YOUR OBJECTIVE> Transcribe the records that follow exactly. Skip the pictures.

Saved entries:
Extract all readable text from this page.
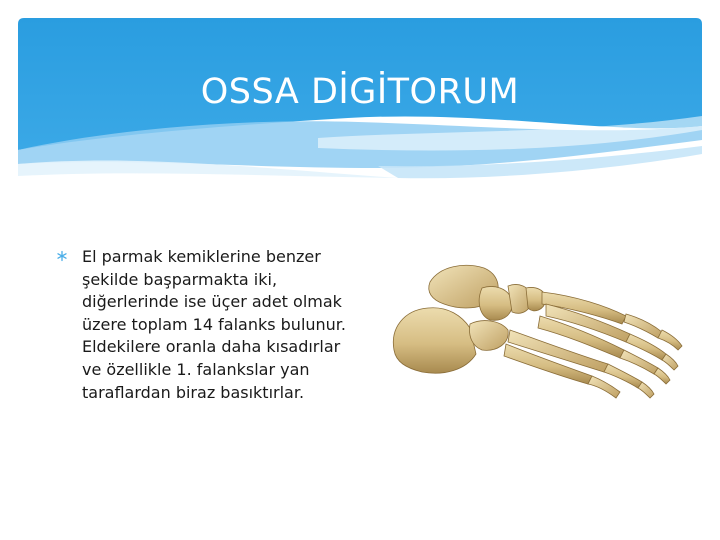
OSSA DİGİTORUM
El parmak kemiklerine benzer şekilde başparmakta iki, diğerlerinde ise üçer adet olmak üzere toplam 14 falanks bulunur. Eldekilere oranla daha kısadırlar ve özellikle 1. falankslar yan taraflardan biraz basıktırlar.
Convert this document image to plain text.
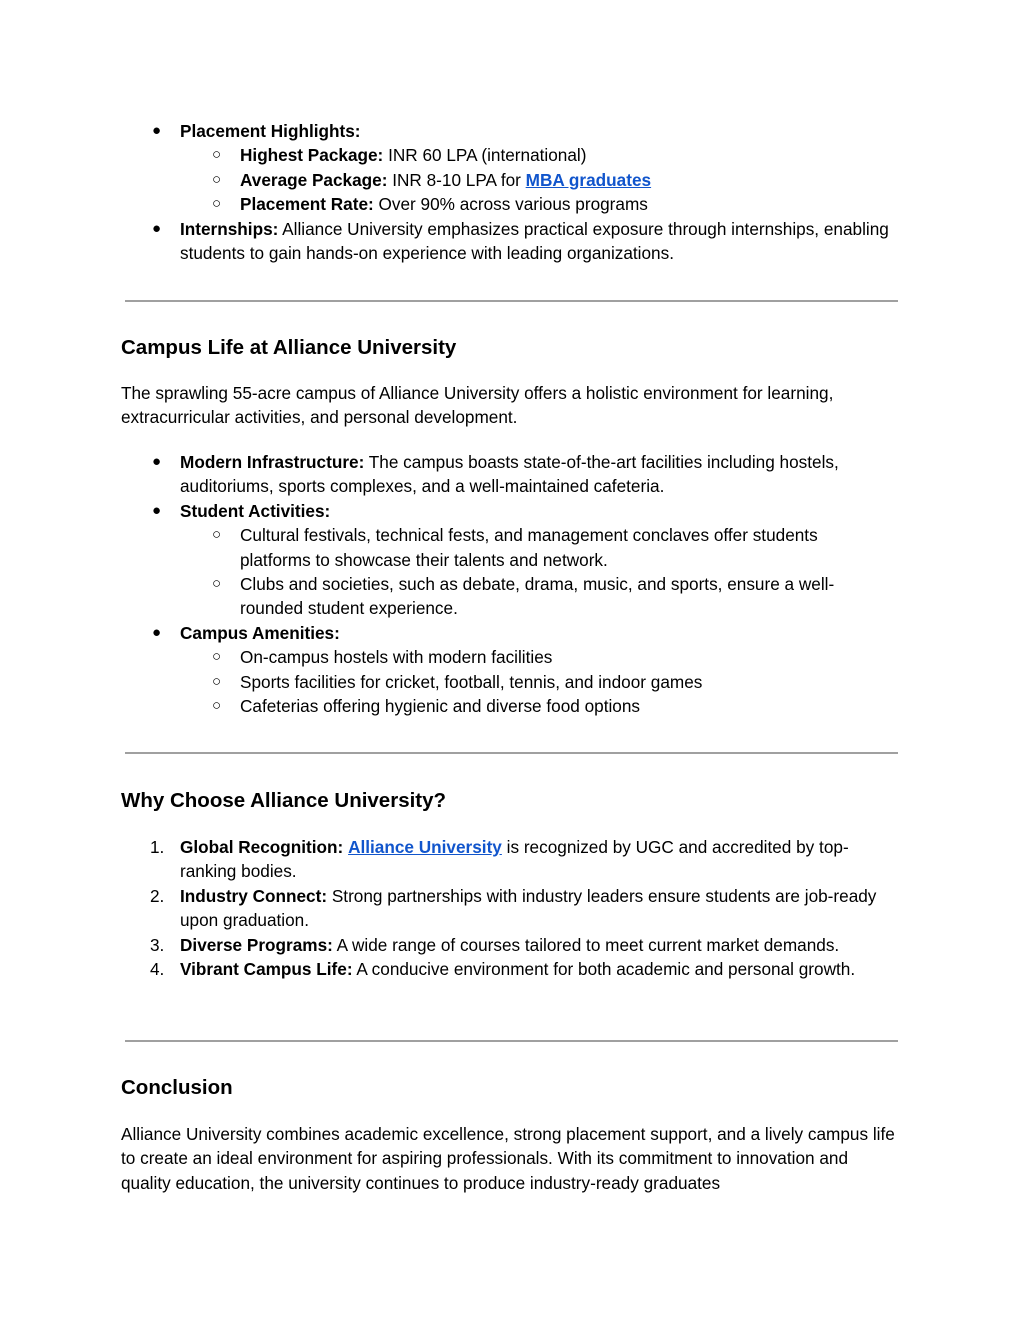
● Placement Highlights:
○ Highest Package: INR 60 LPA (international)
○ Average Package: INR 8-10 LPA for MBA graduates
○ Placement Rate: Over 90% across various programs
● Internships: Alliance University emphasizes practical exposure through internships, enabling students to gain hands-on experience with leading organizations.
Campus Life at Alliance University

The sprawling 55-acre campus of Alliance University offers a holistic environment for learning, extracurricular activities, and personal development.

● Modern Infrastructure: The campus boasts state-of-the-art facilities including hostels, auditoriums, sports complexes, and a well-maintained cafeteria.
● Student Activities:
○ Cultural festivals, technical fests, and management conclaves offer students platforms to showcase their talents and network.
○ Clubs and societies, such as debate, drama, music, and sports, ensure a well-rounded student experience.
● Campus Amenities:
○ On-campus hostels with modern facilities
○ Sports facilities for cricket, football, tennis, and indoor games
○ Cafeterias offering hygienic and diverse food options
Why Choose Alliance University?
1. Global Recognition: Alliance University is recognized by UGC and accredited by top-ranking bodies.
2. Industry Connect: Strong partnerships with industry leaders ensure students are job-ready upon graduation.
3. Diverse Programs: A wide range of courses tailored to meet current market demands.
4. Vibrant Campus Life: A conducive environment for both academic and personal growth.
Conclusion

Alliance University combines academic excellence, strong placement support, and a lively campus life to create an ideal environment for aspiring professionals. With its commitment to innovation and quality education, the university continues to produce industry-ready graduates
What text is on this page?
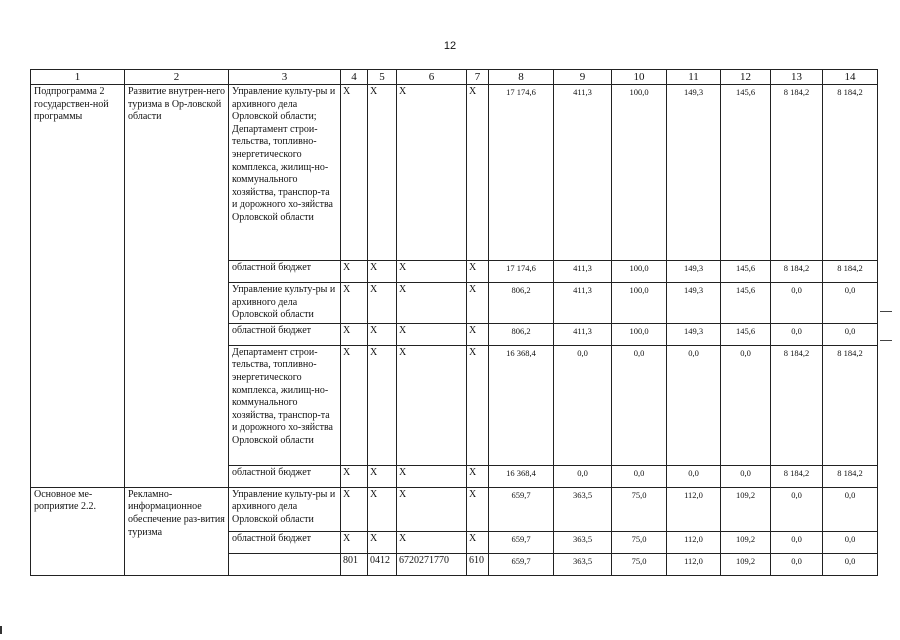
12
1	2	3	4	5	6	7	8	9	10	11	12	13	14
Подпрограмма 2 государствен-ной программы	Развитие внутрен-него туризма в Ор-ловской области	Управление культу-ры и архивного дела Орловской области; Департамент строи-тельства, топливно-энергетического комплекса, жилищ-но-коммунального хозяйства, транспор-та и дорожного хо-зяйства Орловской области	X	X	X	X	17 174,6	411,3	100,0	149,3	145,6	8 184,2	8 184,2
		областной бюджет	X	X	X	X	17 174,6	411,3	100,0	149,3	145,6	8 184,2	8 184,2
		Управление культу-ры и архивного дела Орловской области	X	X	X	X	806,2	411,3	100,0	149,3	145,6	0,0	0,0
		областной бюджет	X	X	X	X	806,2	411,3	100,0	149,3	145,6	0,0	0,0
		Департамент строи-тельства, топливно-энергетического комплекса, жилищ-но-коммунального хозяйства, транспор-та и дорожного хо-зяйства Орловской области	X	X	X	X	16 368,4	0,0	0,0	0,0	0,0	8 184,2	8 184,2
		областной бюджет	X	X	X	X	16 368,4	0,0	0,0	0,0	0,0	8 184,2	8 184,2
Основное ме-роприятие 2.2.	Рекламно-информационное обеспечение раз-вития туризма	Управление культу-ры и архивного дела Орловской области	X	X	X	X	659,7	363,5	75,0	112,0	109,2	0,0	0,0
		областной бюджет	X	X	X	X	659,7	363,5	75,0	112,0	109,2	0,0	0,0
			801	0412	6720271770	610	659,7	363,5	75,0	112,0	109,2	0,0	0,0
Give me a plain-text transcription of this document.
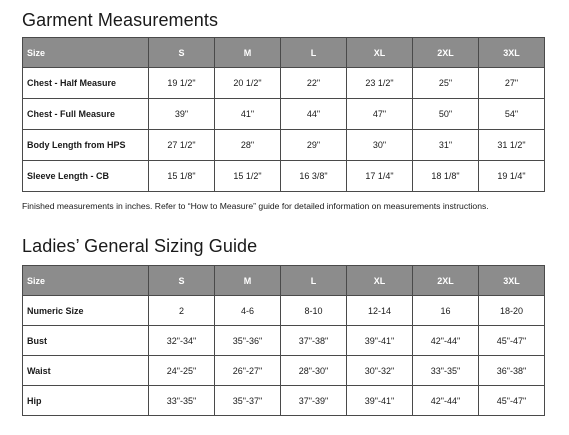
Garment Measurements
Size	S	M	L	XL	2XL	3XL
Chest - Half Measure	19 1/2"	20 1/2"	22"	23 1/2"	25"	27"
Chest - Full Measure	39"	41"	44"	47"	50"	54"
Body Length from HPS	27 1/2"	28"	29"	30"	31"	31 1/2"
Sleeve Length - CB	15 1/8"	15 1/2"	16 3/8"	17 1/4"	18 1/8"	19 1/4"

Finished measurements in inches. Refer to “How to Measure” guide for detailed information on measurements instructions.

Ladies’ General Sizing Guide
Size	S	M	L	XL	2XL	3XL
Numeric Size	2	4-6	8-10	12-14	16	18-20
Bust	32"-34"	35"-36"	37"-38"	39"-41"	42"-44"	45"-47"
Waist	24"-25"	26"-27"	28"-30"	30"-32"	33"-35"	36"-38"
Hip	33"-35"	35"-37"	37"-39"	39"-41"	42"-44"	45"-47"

RESPONSE TO THE EXERCISE>
Extract all readable text from this page.
OSSA DİGİTORUM
El parmak kemiklerine benzer şekilde başparmakta iki, diğerlerinde ise üçer adet olmak üzere toplam 14 falanks bulunur. Eldekilere oranla daha kısadırlar ve özellikle 1. falankslar yan taraflardan biraz basıktırlar.
Convert this document image to plain text.
● Placement Highlights:
○ Highest Package: INR 60 LPA (international)
○ Average Package: INR 8-10 LPA for MBA graduates
○ Placement Rate: Over 90% across various programs
● Internships: Alliance University emphasizes practical exposure through internships, enabling students to gain hands-on experience with leading organizations.
Campus Life at Alliance University

The sprawling 55-acre campus of Alliance University offers a holistic environment for learning, extracurricular activities, and personal development.

● Modern Infrastructure: The campus boasts state-of-the-art facilities including hostels, auditoriums, sports complexes, and a well-maintained cafeteria.
● Student Activities:
○ Cultural festivals, technical fests, and management conclaves offer students platforms to showcase their talents and network.
○ Clubs and societies, such as debate, drama, music, and sports, ensure a well-rounded student experience.
● Campus Amenities:
○ On-campus hostels with modern facilities
○ Sports facilities for cricket, football, tennis, and indoor games
○ Cafeterias offering hygienic and diverse food options
Why Choose Alliance University?
1. Global Recognition: Alliance University is recognized by UGC and accredited by top-ranking bodies.
2. Industry Connect: Strong partnerships with industry leaders ensure students are job-ready upon graduation.
3. Diverse Programs: A wide range of courses tailored to meet current market demands.
4. Vibrant Campus Life: A conducive environment for both academic and personal growth.
Conclusion

Alliance University combines academic excellence, strong placement support, and a lively campus life to create an ideal environment for aspiring professionals. With its commitment to innovation and quality education, the university continues to produce industry-ready graduates
What text is on this page?
12
1	2	3	4	5	6	7	8	9	10	11	12	13	14
Подпрограмма 2 государствен-ной программы	Развитие внутрен-него туризма в Ор-ловской области	Управление культу-ры и архивного дела Орловской области; Департамент строи-тельства, топливно-энергетического комплекса, жилищ-но-коммунального хозяйства, транспор-та и дорожного хо-зяйства Орловской области	X	X	X	X	17 174,6	411,3	100,0	149,3	145,6	8 184,2	8 184,2
		областной бюджет	X	X	X	X	17 174,6	411,3	100,0	149,3	145,6	8 184,2	8 184,2
		Управление культу-ры и архивного дела Орловской области	X	X	X	X	806,2	411,3	100,0	149,3	145,6	0,0	0,0
		областной бюджет	X	X	X	X	806,2	411,3	100,0	149,3	145,6	0,0	0,0
		Департамент строи-тельства, топливно-энергетического комплекса, жилищ-но-коммунального хозяйства, транспор-та и дорожного хо-зяйства Орловской области	X	X	X	X	16 368,4	0,0	0,0	0,0	0,0	8 184,2	8 184,2
		областной бюджет	X	X	X	X	16 368,4	0,0	0,0	0,0	0,0	8 184,2	8 184,2
Основное ме-роприятие 2.2.	Рекламно-информационное обеспечение раз-вития туризма	Управление культу-ры и архивного дела Орловской области	X	X	X	X	659,7	363,5	75,0	112,0	109,2	0,0	0,0
		областной бюджет	X	X	X	X	659,7	363,5	75,0	112,0	109,2	0,0	0,0
			801	0412	6720271770	610	659,7	363,5	75,0	112,0	109,2	0,0	0,0
Give me a plain-text transcription of this document.
Garment Measurements
Size	S	M	L	XL	2XL	3XL
Chest - Half Measure	19 1/2"	20 1/2"	22"	23 1/2"	25"	27"
Chest - Full Measure	39"	41"	44"	47"	50"	54"
Body Length from HPS	27 1/2"	28"	29"	30"	31"	31 1/2"
Sleeve Length - CB	15 1/8"	15 1/2"	16 3/8"	17 1/4"	18 1/8"	19 1/4"

Finished measurements in inches. Refer to “How to Measure” guide for detailed information on measurements instructions.

Ladies’ General Sizing Guide
Size	S	M	L	XL	2XL	3XL
Numeric Size	2	4-6	8-10	12-14	16	18-20
Bust	32"-34"	35"-36"	37"-38"	39"-41"	42"-44"	45"-47"
Waist	24"-25"	26"-27"	28"-30"	30"-32"	33"-35"	36"-38"
Hip	33"-35"	35"-37"	37"-39"	39"-41"	42"-44"	45"-47"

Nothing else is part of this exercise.